Data to process.
↓

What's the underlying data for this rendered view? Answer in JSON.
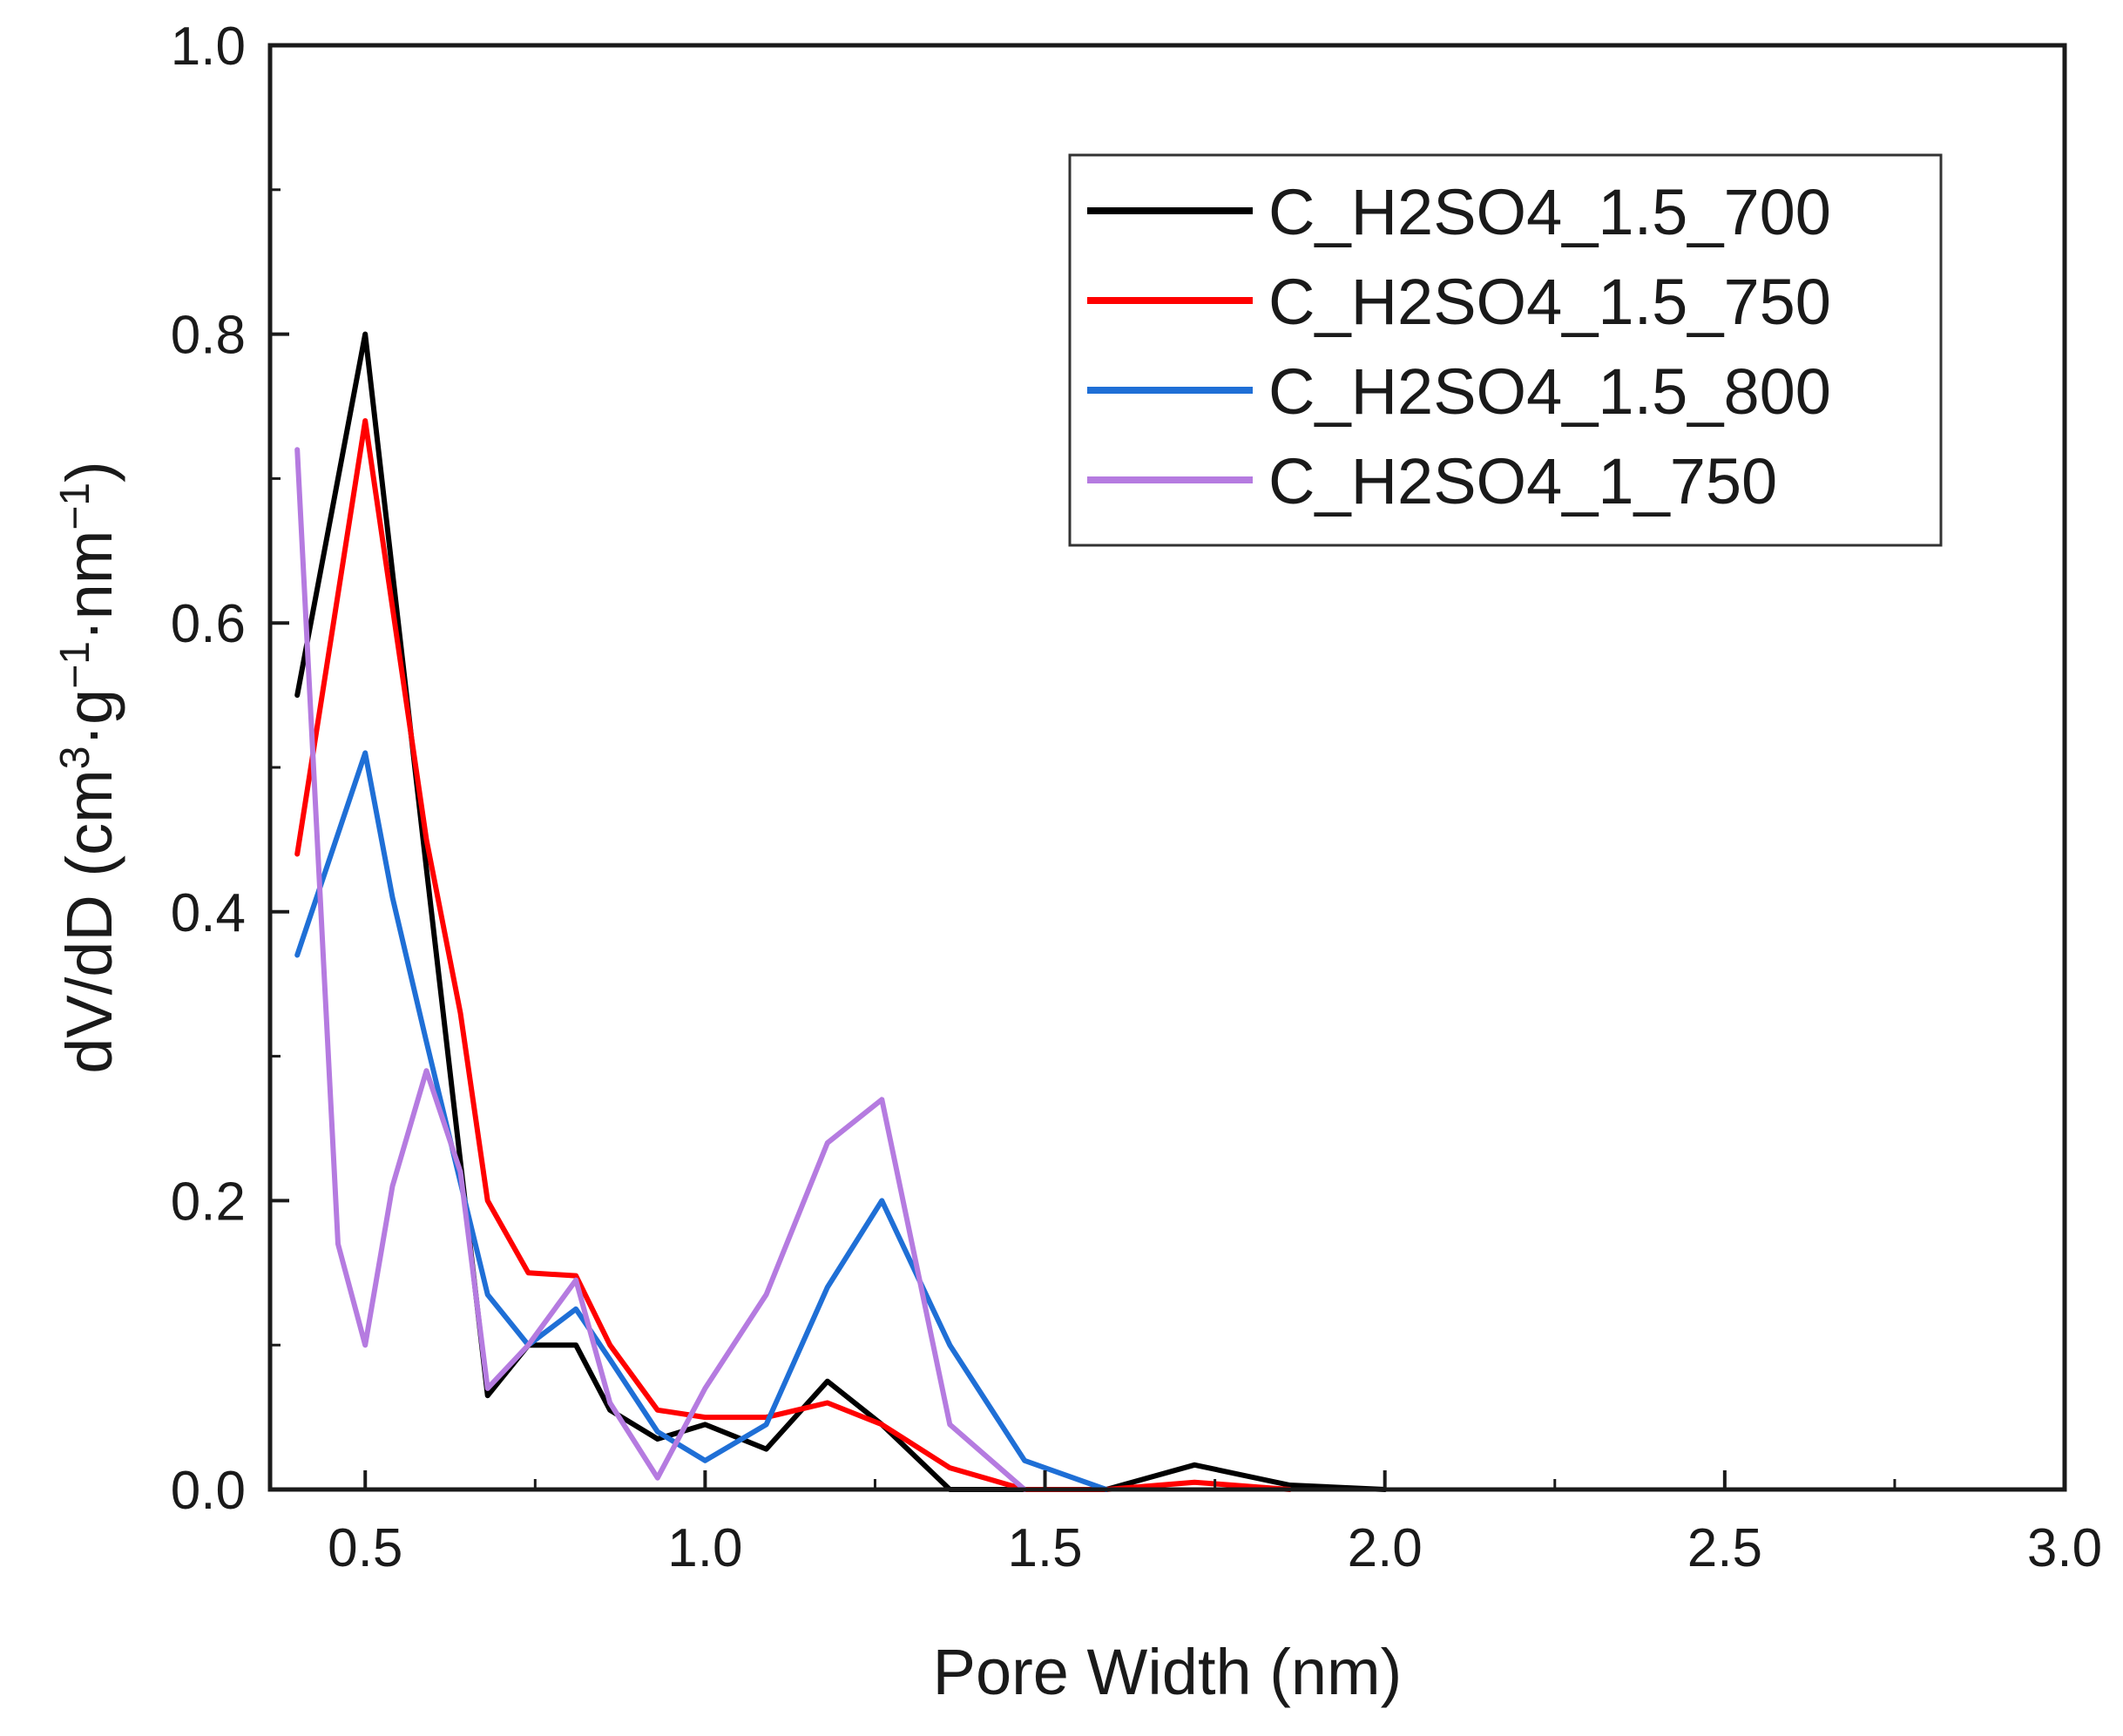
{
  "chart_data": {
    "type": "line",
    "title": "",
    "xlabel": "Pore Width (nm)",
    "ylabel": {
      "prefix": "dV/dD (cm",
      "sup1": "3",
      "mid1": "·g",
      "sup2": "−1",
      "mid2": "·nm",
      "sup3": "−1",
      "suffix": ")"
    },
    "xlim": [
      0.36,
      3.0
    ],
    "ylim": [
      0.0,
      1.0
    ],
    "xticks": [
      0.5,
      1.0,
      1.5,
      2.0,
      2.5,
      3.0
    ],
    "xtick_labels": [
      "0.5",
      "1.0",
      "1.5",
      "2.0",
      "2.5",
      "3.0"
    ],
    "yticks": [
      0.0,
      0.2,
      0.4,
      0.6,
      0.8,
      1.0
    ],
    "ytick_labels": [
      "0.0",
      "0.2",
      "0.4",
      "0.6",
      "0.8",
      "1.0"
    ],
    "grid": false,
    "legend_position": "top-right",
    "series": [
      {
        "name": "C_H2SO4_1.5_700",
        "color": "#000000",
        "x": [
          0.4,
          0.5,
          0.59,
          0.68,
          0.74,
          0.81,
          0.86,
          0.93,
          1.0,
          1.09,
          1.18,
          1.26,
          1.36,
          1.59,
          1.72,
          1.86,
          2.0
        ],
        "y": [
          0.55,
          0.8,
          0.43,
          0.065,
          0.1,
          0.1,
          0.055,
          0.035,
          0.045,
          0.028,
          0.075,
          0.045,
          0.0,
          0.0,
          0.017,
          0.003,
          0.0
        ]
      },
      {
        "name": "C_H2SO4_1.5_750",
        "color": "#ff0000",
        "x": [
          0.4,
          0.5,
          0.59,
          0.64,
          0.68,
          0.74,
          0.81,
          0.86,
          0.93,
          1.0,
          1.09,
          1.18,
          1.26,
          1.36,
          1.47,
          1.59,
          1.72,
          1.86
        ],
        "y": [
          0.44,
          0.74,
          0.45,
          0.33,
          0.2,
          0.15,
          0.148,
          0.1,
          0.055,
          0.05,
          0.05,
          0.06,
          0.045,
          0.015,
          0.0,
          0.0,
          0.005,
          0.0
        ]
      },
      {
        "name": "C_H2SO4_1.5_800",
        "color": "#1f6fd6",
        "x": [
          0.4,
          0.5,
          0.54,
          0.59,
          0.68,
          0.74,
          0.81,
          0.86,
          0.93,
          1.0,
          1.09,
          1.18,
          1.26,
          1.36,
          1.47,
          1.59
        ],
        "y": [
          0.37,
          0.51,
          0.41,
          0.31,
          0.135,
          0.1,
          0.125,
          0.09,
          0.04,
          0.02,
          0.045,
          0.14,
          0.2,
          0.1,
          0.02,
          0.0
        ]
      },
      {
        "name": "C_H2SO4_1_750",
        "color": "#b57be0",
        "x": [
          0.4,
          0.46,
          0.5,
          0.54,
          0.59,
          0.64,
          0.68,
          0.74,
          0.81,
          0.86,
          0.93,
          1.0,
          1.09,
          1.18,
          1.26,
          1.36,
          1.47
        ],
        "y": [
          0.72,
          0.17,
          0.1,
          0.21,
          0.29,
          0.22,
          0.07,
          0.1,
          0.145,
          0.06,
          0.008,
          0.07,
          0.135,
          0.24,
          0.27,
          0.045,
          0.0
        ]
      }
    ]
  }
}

↑
↓

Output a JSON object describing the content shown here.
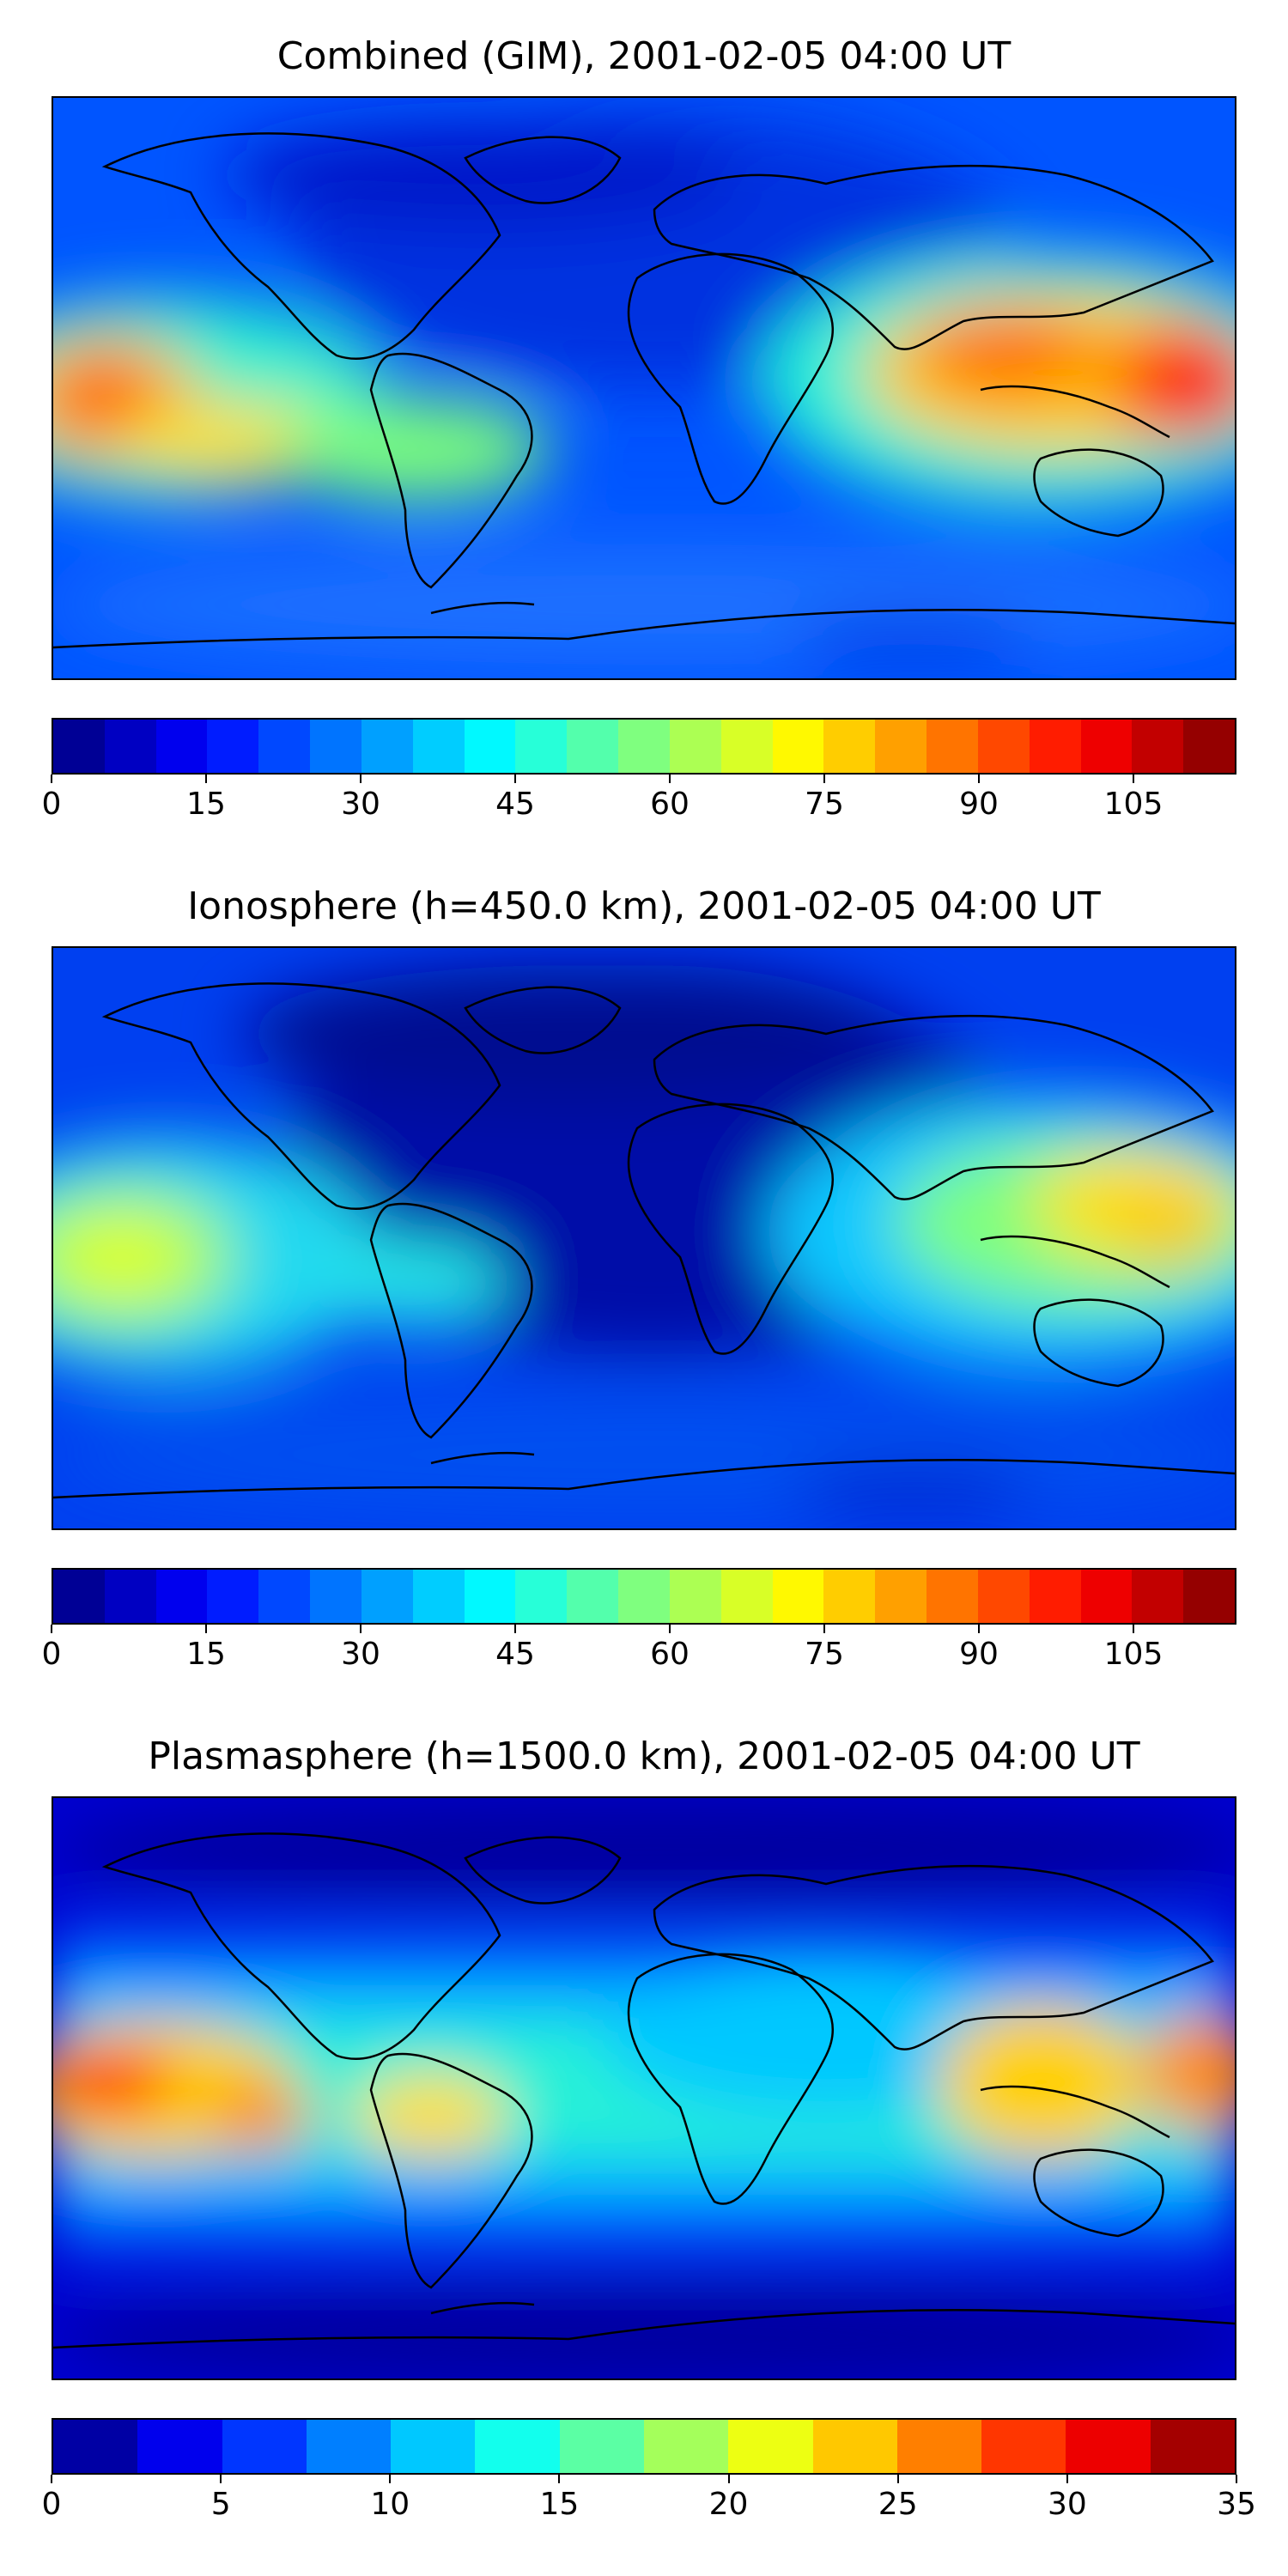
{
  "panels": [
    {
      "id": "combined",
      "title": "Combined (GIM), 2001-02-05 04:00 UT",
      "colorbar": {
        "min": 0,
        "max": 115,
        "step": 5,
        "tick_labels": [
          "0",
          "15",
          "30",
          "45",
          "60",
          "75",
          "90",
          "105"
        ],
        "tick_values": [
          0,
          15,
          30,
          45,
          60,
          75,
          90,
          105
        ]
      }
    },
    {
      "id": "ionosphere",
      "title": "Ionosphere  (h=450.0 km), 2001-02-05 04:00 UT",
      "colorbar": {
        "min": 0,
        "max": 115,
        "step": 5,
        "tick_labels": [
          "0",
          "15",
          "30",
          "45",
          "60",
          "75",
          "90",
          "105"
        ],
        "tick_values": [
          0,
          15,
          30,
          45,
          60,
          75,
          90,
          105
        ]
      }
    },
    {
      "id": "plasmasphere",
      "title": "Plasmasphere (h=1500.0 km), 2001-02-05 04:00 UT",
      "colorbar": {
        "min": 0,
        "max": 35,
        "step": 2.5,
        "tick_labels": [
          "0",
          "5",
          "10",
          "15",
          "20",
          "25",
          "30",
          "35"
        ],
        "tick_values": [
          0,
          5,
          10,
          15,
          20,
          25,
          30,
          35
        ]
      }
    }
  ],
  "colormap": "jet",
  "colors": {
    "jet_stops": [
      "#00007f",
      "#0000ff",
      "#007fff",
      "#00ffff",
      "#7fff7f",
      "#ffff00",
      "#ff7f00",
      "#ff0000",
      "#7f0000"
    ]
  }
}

↑

Aim. From the entries, report each line that includes the word "title".

Output of the exercise.
    "title": "",
      "title": "Combined (GIM), 2001-02-05 04:00 UT",
      "title": "Ionosphere  (h=450.0 km), 2001-02-05 04:00 UT",
      "title": "Plasmasphere (h=1500.0 km), 2001-02-05 04:00 UT",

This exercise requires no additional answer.